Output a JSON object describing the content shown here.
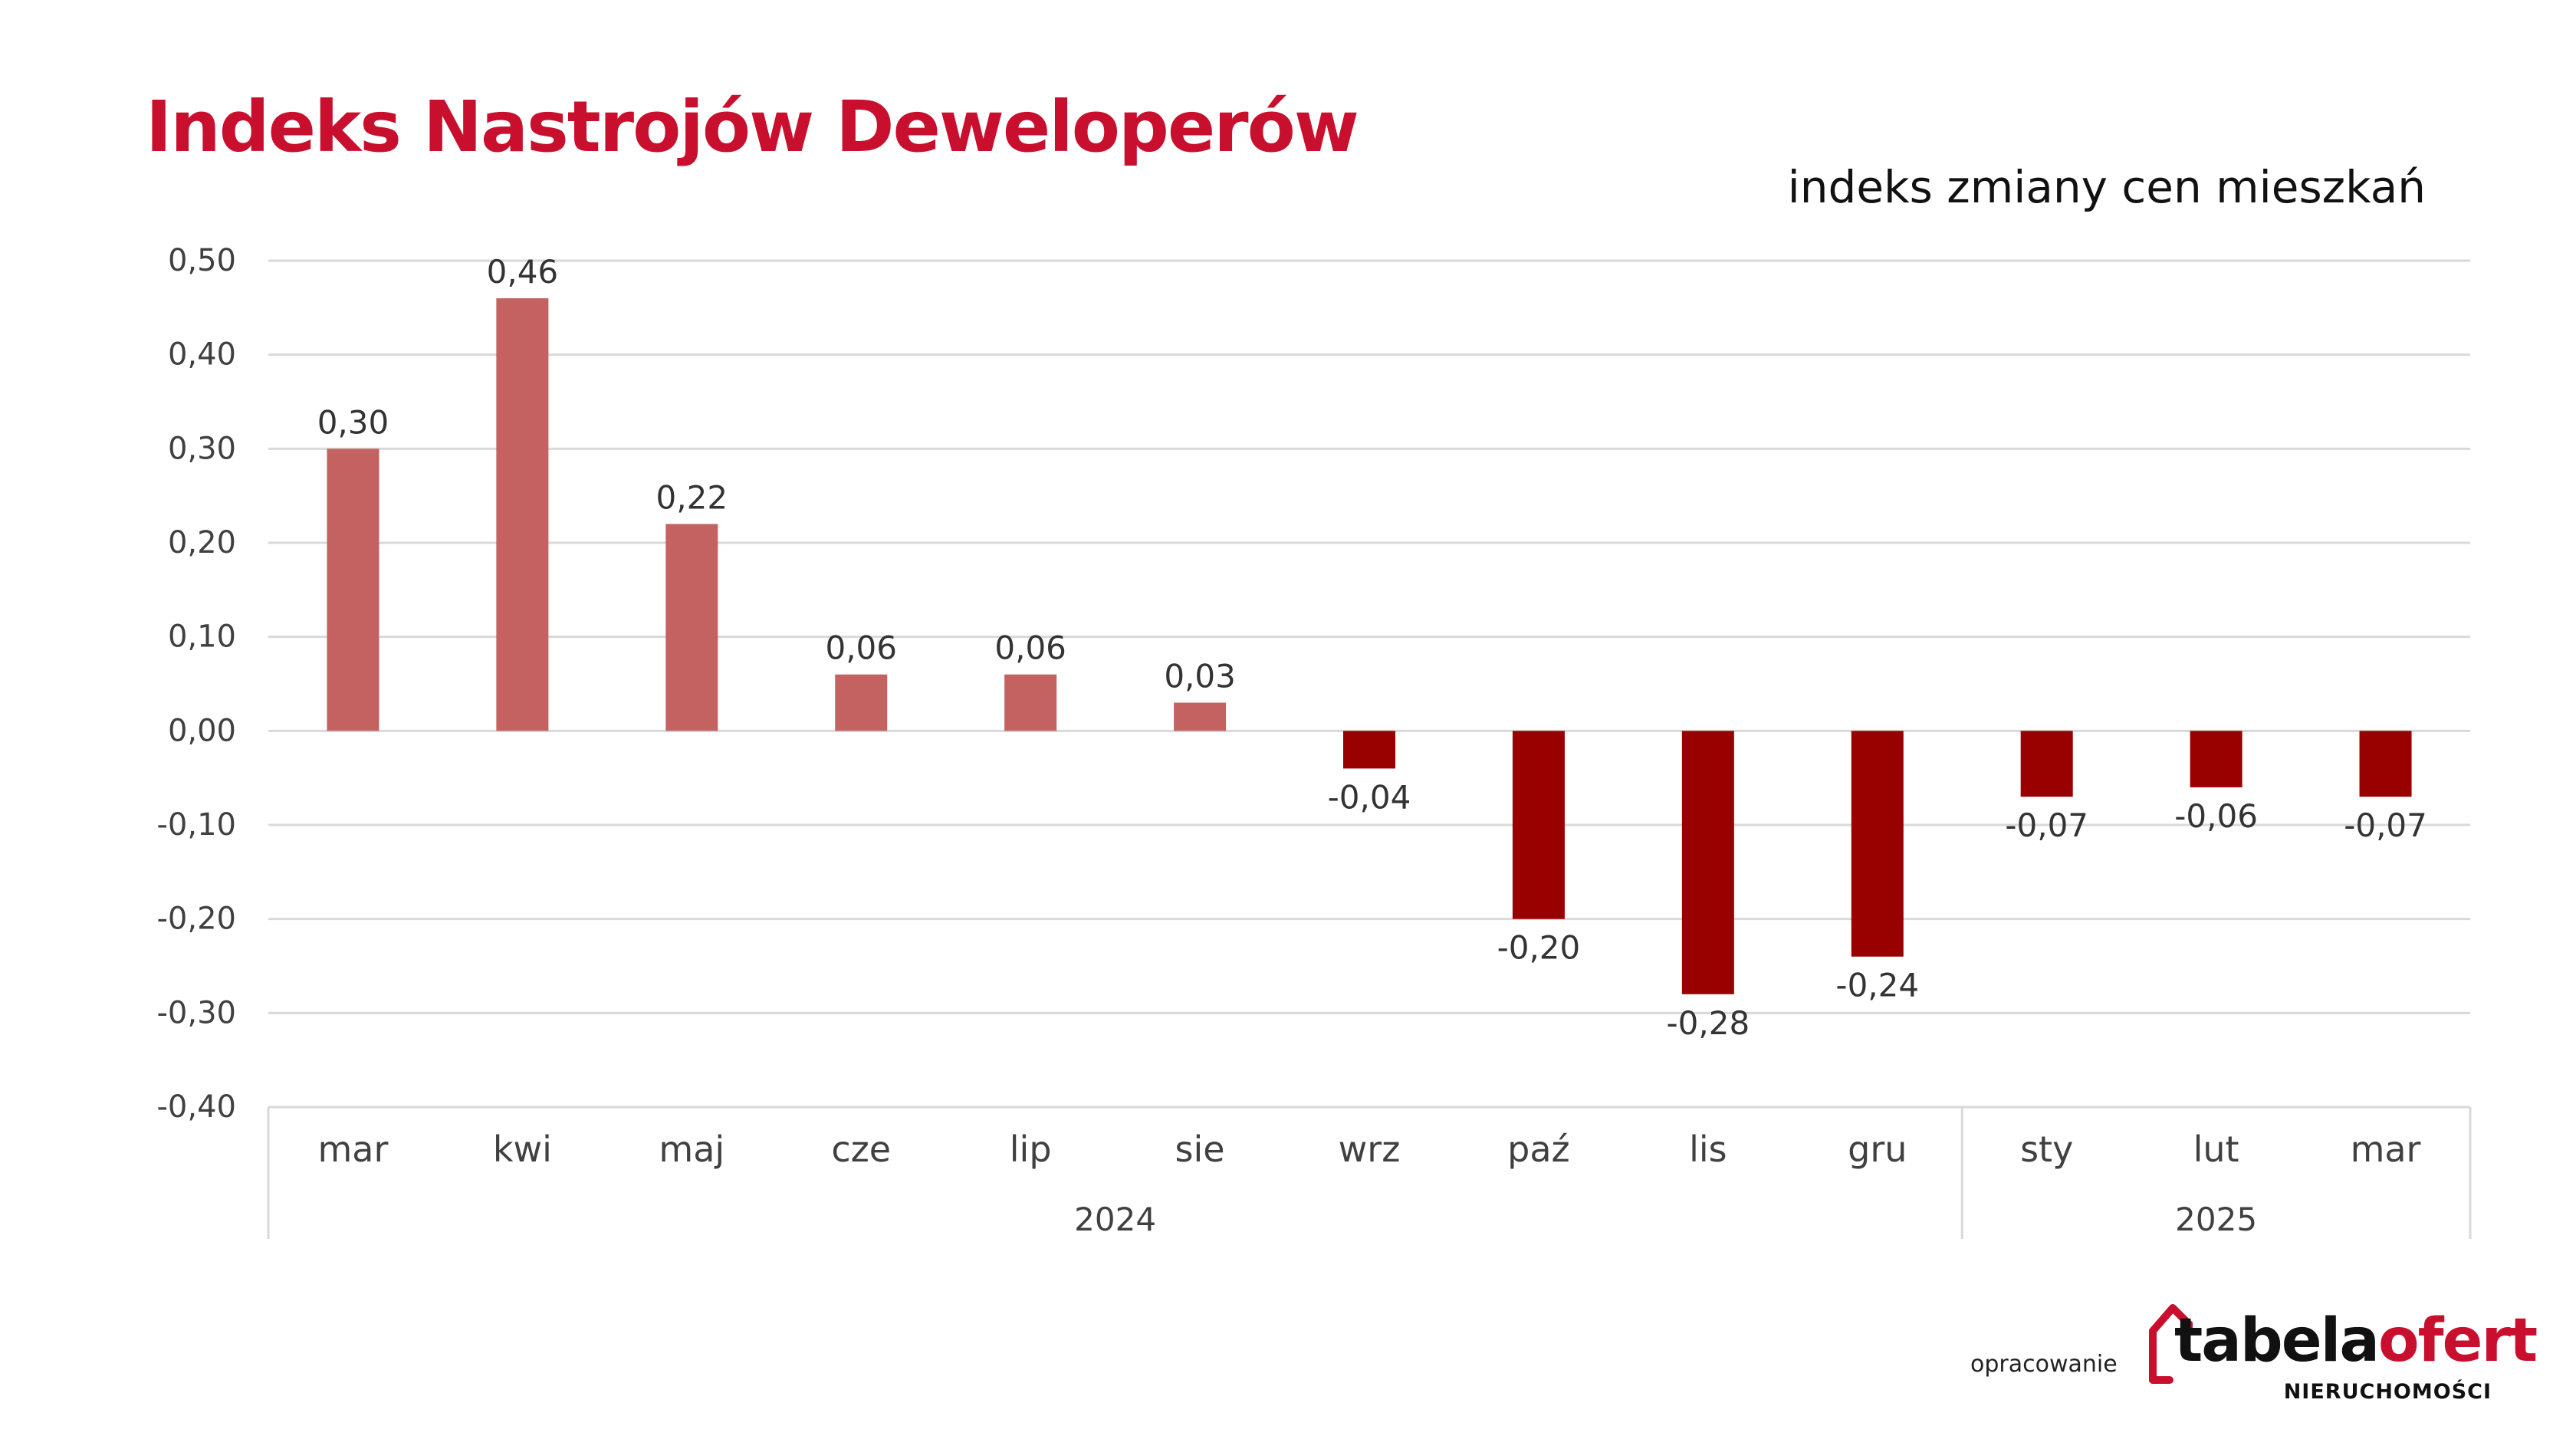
{
  "title": "Indeks Nastrojów Deweloperów",
  "subtitle": "indeks zmiany cen mieszkań",
  "footer": {
    "credit": "opracowanie",
    "logo_part1": "tabela",
    "logo_part2": "ofert",
    "logo_tagline": "NIERUCHOMOŚCI"
  },
  "colors": {
    "title": "#c8102e",
    "positive_bar": "#c46262",
    "negative_bar": "#990000",
    "gridline": "#d9d9d9",
    "axis_text": "#404040"
  },
  "chart_data": {
    "type": "bar",
    "categories": [
      "mar",
      "kwi",
      "maj",
      "cze",
      "lip",
      "sie",
      "wrz",
      "paź",
      "lis",
      "gru",
      "sty",
      "lut",
      "mar"
    ],
    "values": [
      0.3,
      0.46,
      0.22,
      0.06,
      0.06,
      0.03,
      -0.04,
      -0.2,
      -0.28,
      -0.24,
      -0.07,
      -0.06,
      -0.07
    ],
    "value_labels": [
      "0,30",
      "0,46",
      "0,22",
      "0,06",
      "0,06",
      "0,03",
      "-0,04",
      "-0,20",
      "-0,28",
      "-0,24",
      "-0,07",
      "-0,06",
      "-0,07"
    ],
    "groups": [
      {
        "label": "2024",
        "count": 10
      },
      {
        "label": "2025",
        "count": 3
      }
    ],
    "ylim": [
      -0.4,
      0.5
    ],
    "yticks": [
      0.5,
      0.4,
      0.3,
      0.2,
      0.1,
      0.0,
      -0.1,
      -0.2,
      -0.3,
      -0.4
    ],
    "ytick_labels": [
      "0,50",
      "0,40",
      "0,30",
      "0,20",
      "0,10",
      "0,00",
      "-0,10",
      "-0,20",
      "-0,30",
      "-0,40"
    ],
    "title": "",
    "xlabel": "",
    "ylabel": "",
    "grid": true,
    "legend": "none"
  }
}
# # # # # # #
- [SHORT PROBLEM]: Copy the records above exactly, omitting every picture.

- [REPLY]:
Output a JSON object describing the content shown here.
{
  "title": "Indeks Nastrojów Deweloperów",
  "subtitle": "indeks zmiany cen mieszkań",
  "footer": {
    "credit": "opracowanie",
    "logo_part1": "tabela",
    "logo_part2": "ofert",
    "logo_tagline": "NIERUCHOMOŚCI"
  },
  "colors": {
    "title": "#c8102e",
    "positive_bar": "#c46262",
    "negative_bar": "#990000",
    "gridline": "#d9d9d9",
    "axis_text": "#404040"
  },
  "chart_data": {
    "type": "bar",
    "categories": [
      "mar",
      "kwi",
      "maj",
      "cze",
      "lip",
      "sie",
      "wrz",
      "paź",
      "lis",
      "gru",
      "sty",
      "lut",
      "mar"
    ],
    "values": [
      0.3,
      0.46,
      0.22,
      0.06,
      0.06,
      0.03,
      -0.04,
      -0.2,
      -0.28,
      -0.24,
      -0.07,
      -0.06,
      -0.07
    ],
    "value_labels": [
      "0,30",
      "0,46",
      "0,22",
      "0,06",
      "0,06",
      "0,03",
      "-0,04",
      "-0,20",
      "-0,28",
      "-0,24",
      "-0,07",
      "-0,06",
      "-0,07"
    ],
    "groups": [
      {
        "label": "2024",
        "count": 10
      },
      {
        "label": "2025",
        "count": 3
      }
    ],
    "ylim": [
      -0.4,
      0.5
    ],
    "yticks": [
      0.5,
      0.4,
      0.3,
      0.2,
      0.1,
      0.0,
      -0.1,
      -0.2,
      -0.3,
      -0.4
    ],
    "ytick_labels": [
      "0,50",
      "0,40",
      "0,30",
      "0,20",
      "0,10",
      "0,00",
      "-0,10",
      "-0,20",
      "-0,30",
      "-0,40"
    ],
    "title": "",
    "xlabel": "",
    "ylabel": "",
    "grid": true,
    "legend": "none"
  }
}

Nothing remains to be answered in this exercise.